» **EXERCISE DIRECTIONS**
Repeat the entries that follow verbatim, without any of their pictures.

» **DATA FOR THIS TASK**
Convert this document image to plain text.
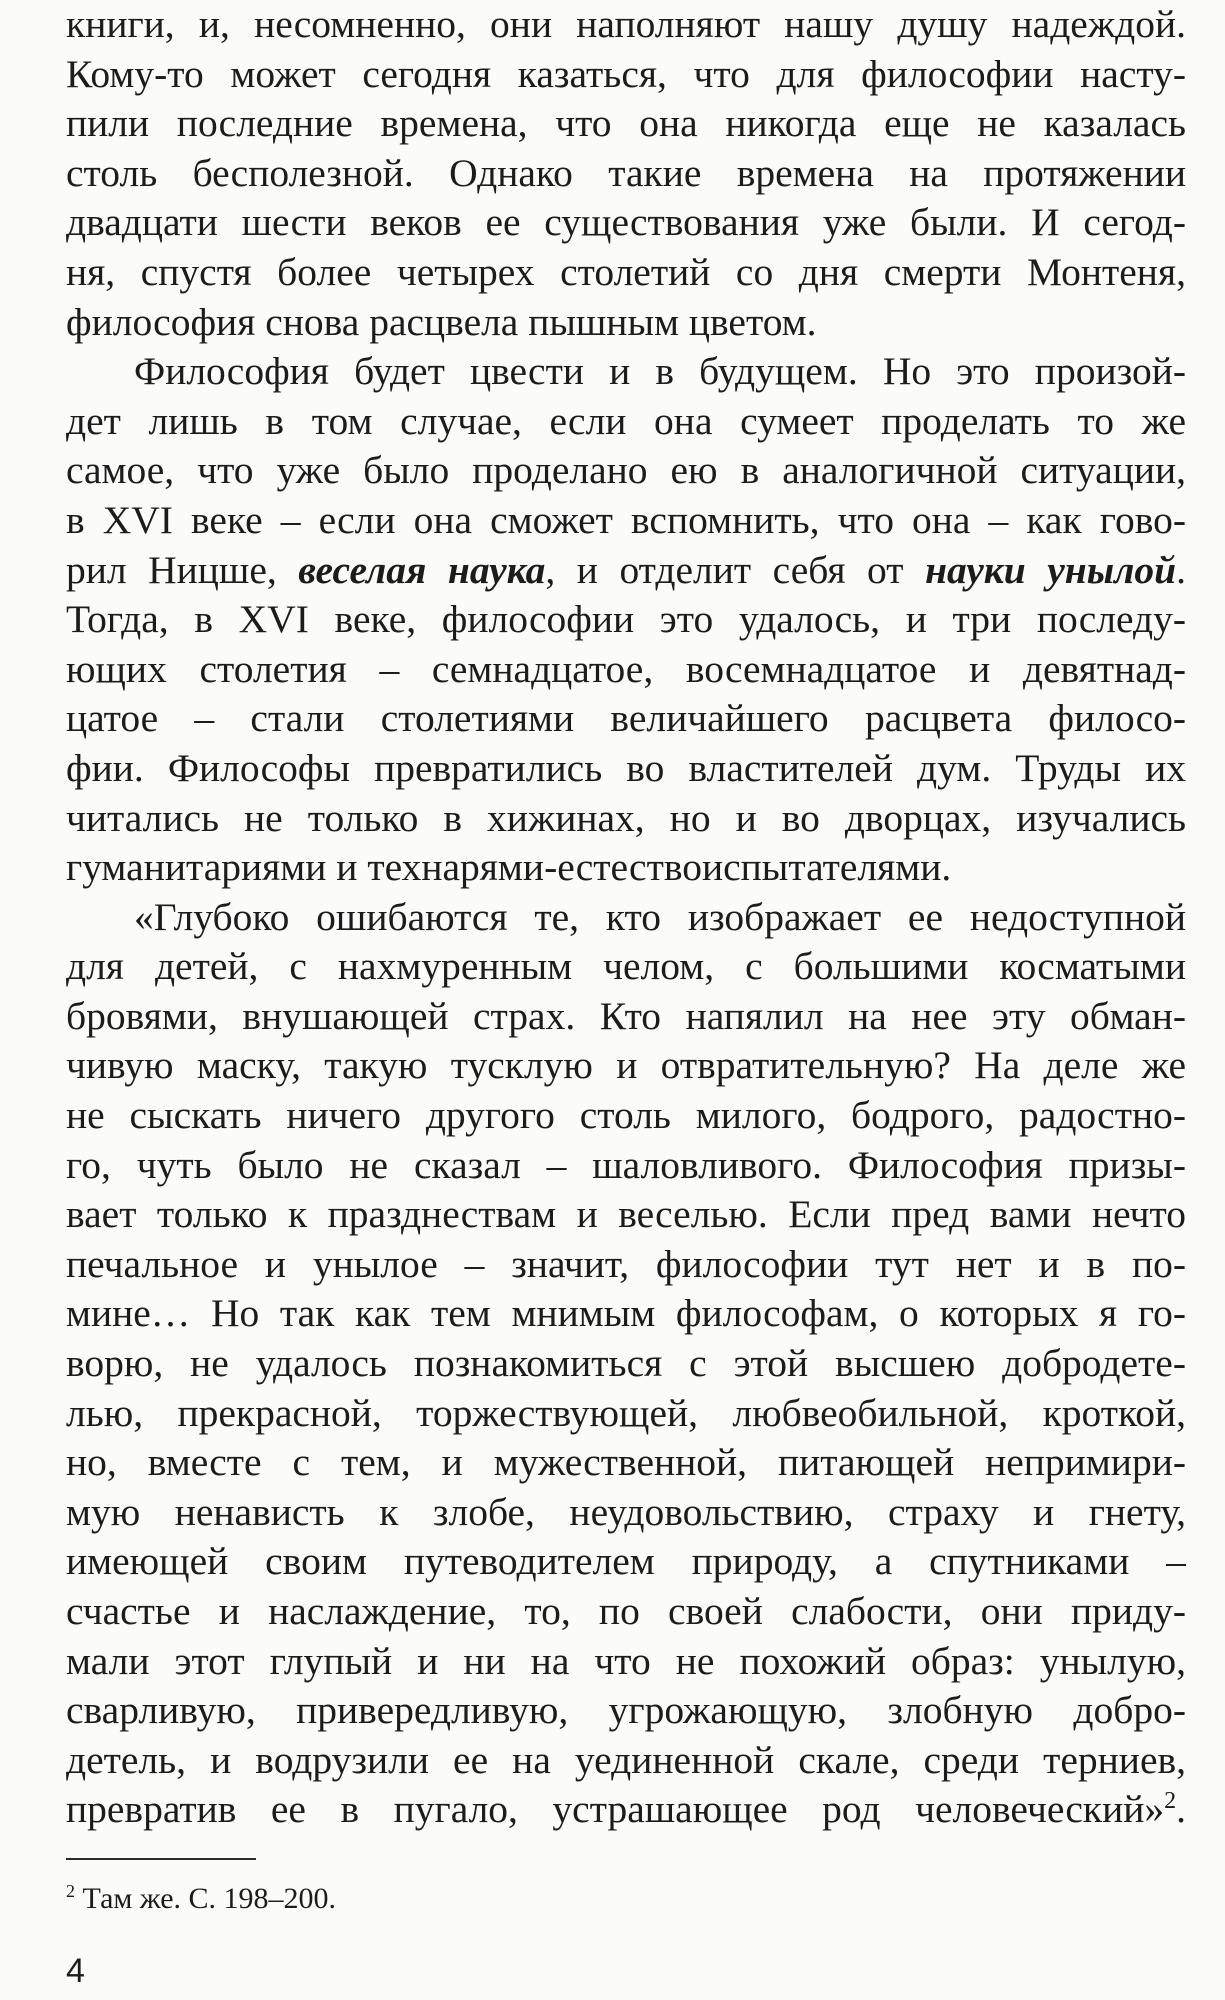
книги, и, несомненно, они наполняют нашу душу надеждой.
Кому-то может сегодня казаться, что для философии насту-
пили последние времена, что она никогда еще не казалась
столь бесполезной. Однако такие времена на протяжении
двадцати шести веков ее существования уже были. И сегод-
ня, спустя более четырех столетий со дня смерти Монтеня,
философия снова расцвела пышным цветом.
Философия будет цвести и в будущем. Но это произой-
дет лишь в том случае, если она сумеет проделать то же
самое, что уже было проделано ею в аналогичной ситуации,
в XVI веке – если она сможет вспомнить, что она – как гово-
рил Ницше, веселая наука, и отделит себя от науки унылой.
Тогда, в XVI веке, философии это удалось, и три последу-
ющих столетия – семнадцатое, восемнадцатое и девятнад-
цатое – стали столетиями величайшего расцвета филосо-
фии. Философы превратились во властителей дум. Труды их
читались не только в хижинах, но и во дворцах, изучались
гуманитариями и технарями-естествоиспытателями.
«Глубоко ошибаются те, кто изображает ее недоступной
для детей, с нахмуренным челом, с большими косматыми
бровями, внушающей страх. Кто напялил на нее эту обман-
чивую маску, такую тусклую и отвратительную? На деле же
не сыскать ничего другого столь милого, бодрого, радостно-
го, чуть было не сказал – шаловливого. Философия призы-
вает только к празднествам и веселью. Если пред вами нечто
печальное и унылое – значит, философии тут нет и в по-
мине… Но так как тем мнимым философам, о которых я го-
ворю, не удалось познакомиться с этой высшею добродете-
лью, прекрасной, торжествующей, любвеобильной, кроткой,
но, вместе с тем, и мужественной, питающей непримири-
мую ненависть к злобе, неудовольствию, страху и гнету,
имеющей своим путеводителем природу, а спутниками –
счастье и наслаждение, то, по своей слабости, они приду-
мали этот глупый и ни на что не похожий образ: унылую,
сварливую, привередливую, угрожающую, злобную добро-
детель, и водрузили ее на уединенной скале, среди терниев,
превратив ее в пугало, устрашающее род человеческий»$^2$.
$^2$ Там же. С. 198–200.
4
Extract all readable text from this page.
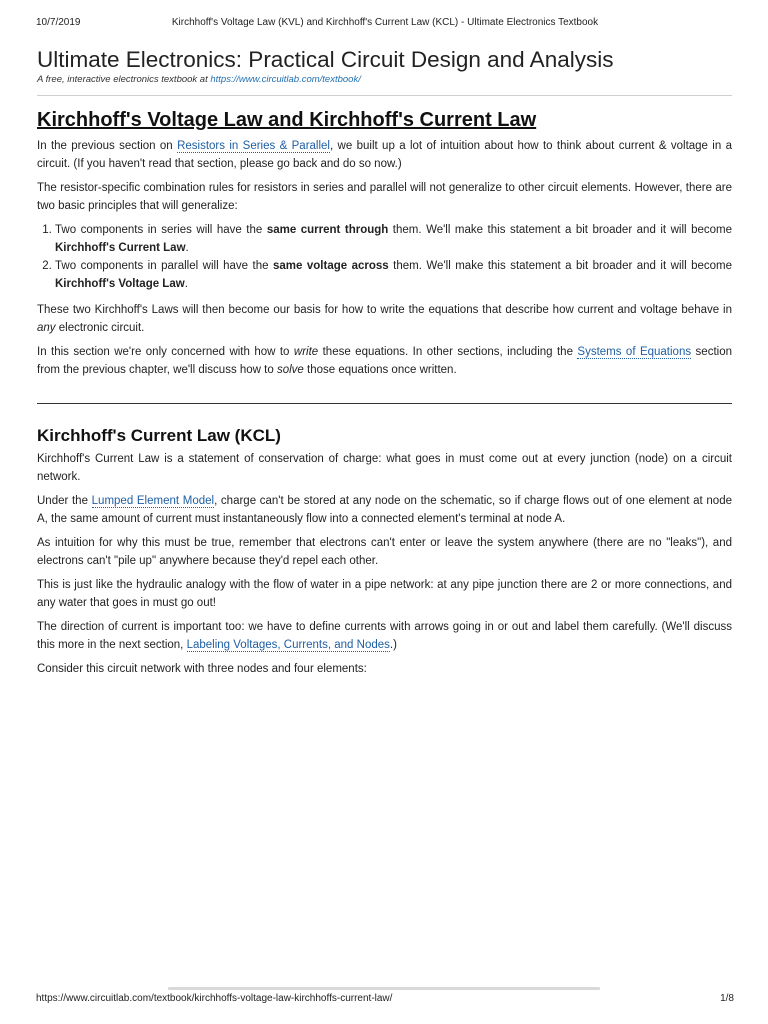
10/7/2019	Kirchhoff's Voltage Law (KVL) and Kirchhoff's Current Law (KCL) - Ultimate Electronics Textbook
Ultimate Electronics: Practical Circuit Design and Analysis

A free, interactive electronics textbook at https://www.circuitlab.com/textbook/

Kirchhoff's Voltage Law and Kirchhoff's Current Law

In the previous section on Resistors in Series & Parallel, we built up a lot of intuition about how to think about current & voltage in a circuit. (If you haven't read that section, please go back and do so now.)

The resistor-specific combination rules for resistors in series and parallel will not generalize to other circuit elements. However, there are two basic principles that will generalize:

1. Two components in series will have the same current through them. We'll make this statement a bit broader and it will become Kirchhoff's Current Law.
2. Two components in parallel will have the same voltage across them. We'll make this statement a bit broader and it will become Kirchhoff's Voltage Law.

These two Kirchhoff's Laws will then become our basis for how to write the equations that describe how current and voltage behave in any electronic circuit.

In this section we're only concerned with how to write these equations. In other sections, including the Systems of Equations section from the previous chapter, we'll discuss how to solve those equations once written.

Kirchhoff's Current Law (KCL)

Kirchhoff's Current Law is a statement of conservation of charge: what goes in must come out at every junction (node) on a circuit network.

Under the Lumped Element Model, charge can't be stored at any node on the schematic, so if charge flows out of one element at node A, the same amount of current must instantaneously flow into a connected element's terminal at node A.

As intuition for why this must be true, remember that electrons can't enter or leave the system anywhere (there are no "leaks"), and electrons can't "pile up" anywhere because they'd repel each other.

This is just like the hydraulic analogy with the flow of water in a pipe network: at any pipe junction there are 2 or more connections, and any water that goes in must go out!

The direction of current is important too: we have to define currents with arrows going in or out and label them carefully. (We'll discuss this more in the next section, Labeling Voltages, Currents, and Nodes.)

Consider this circuit network with three nodes and four elements:

https://www.circuitlab.com/textbook/kirchhoffs-voltage-law-kirchhoffs-current-law/	1/8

» **CORRECT ANSWER**
Convert this document image to plain text.
книги, и, несомненно, они наполняют нашу душу надеждой.
Кому-то может сегодня казаться, что для философии насту-
пили последние времена, что она никогда еще не казалась
столь бесполезной. Однако такие времена на протяжении
двадцати шести веков ее существования уже были. И сегод-
ня, спустя более четырех столетий со дня смерти Монтеня,
философия снова расцвела пышным цветом.
Философия будет цвести и в будущем. Но это произой-
дет лишь в том случае, если она сумеет проделать то же
самое, что уже было проделано ею в аналогичной ситуации,
в XVI веке – если она сможет вспомнить, что она – как гово-
рил Ницше, веселая наука, и отделит себя от науки унылой.
Тогда, в XVI веке, философии это удалось, и три последу-
ющих столетия – семнадцатое, восемнадцатое и девятнад-
цатое – стали столетиями величайшего расцвета филосо-
фии. Философы превратились во властителей дум. Труды их
читались не только в хижинах, но и во дворцах, изучались
гуманитариями и технарями-естествоиспытателями.
«Глубоко ошибаются те, кто изображает ее недоступной
для детей, с нахмуренным челом, с большими косматыми
бровями, внушающей страх. Кто напялил на нее эту обман-
чивую маску, такую тусклую и отвратительную? На деле же
не сыскать ничего другого столь милого, бодрого, радостно-
го, чуть было не сказал – шаловливого. Философия призы-
вает только к празднествам и веселью. Если пред вами нечто
печальное и унылое – значит, философии тут нет и в по-
мине… Но так как тем мнимым философам, о которых я го-
ворю, не удалось познакомиться с этой высшею добродете-
лью, прекрасной, торжествующей, любвеобильной, кроткой,
но, вместе с тем, и мужественной, питающей непримири-
мую ненависть к злобе, неудовольствию, страху и гнету,
имеющей своим путеводителем природу, а спутниками –
счастье и наслаждение, то, по своей слабости, они приду-
мали этот глупый и ни на что не похожий образ: унылую,
сварливую, привередливую, угрожающую, злобную добро-
детель, и водрузили ее на уединенной скале, среди терниев,
превратив ее в пугало, устрашающее род человеческий»$^2$.
$^2$ Там же. С. 198–200.
4
Extract all readable text from this page.
10/7/2019	Kirchhoff's Voltage Law (KVL) and Kirchhoff's Current Law (KCL) - Ultimate Electronics Textbook
Ultimate Electronics: Practical Circuit Design and Analysis

A free, interactive electronics textbook at https://www.circuitlab.com/textbook/

Kirchhoff's Voltage Law and Kirchhoff's Current Law

In the previous section on Resistors in Series & Parallel, we built up a lot of intuition about how to think about current & voltage in a circuit. (If you haven't read that section, please go back and do so now.)

The resistor-specific combination rules for resistors in series and parallel will not generalize to other circuit elements. However, there are two basic principles that will generalize:

1. Two components in series will have the same current through them. We'll make this statement a bit broader and it will become Kirchhoff's Current Law.
2. Two components in parallel will have the same voltage across them. We'll make this statement a bit broader and it will become Kirchhoff's Voltage Law.

These two Kirchhoff's Laws will then become our basis for how to write the equations that describe how current and voltage behave in any electronic circuit.

In this section we're only concerned with how to write these equations. In other sections, including the Systems of Equations section from the previous chapter, we'll discuss how to solve those equations once written.

Kirchhoff's Current Law (KCL)

Kirchhoff's Current Law is a statement of conservation of charge: what goes in must come out at every junction (node) on a circuit network.

Under the Lumped Element Model, charge can't be stored at any node on the schematic, so if charge flows out of one element at node A, the same amount of current must instantaneously flow into a connected element's terminal at node A.

As intuition for why this must be true, remember that electrons can't enter or leave the system anywhere (there are no "leaks"), and electrons can't "pile up" anywhere because they'd repel each other.

This is just like the hydraulic analogy with the flow of water in a pipe network: at any pipe junction there are 2 or more connections, and any water that goes in must go out!

The direction of current is important too: we have to define currents with arrows going in or out and label them carefully. (We'll discuss this more in the next section, Labeling Voltages, Currents, and Nodes.)

Consider this circuit network with three nodes and four elements:

https://www.circuitlab.com/textbook/kirchhoffs-voltage-law-kirchhoffs-current-law/	1/8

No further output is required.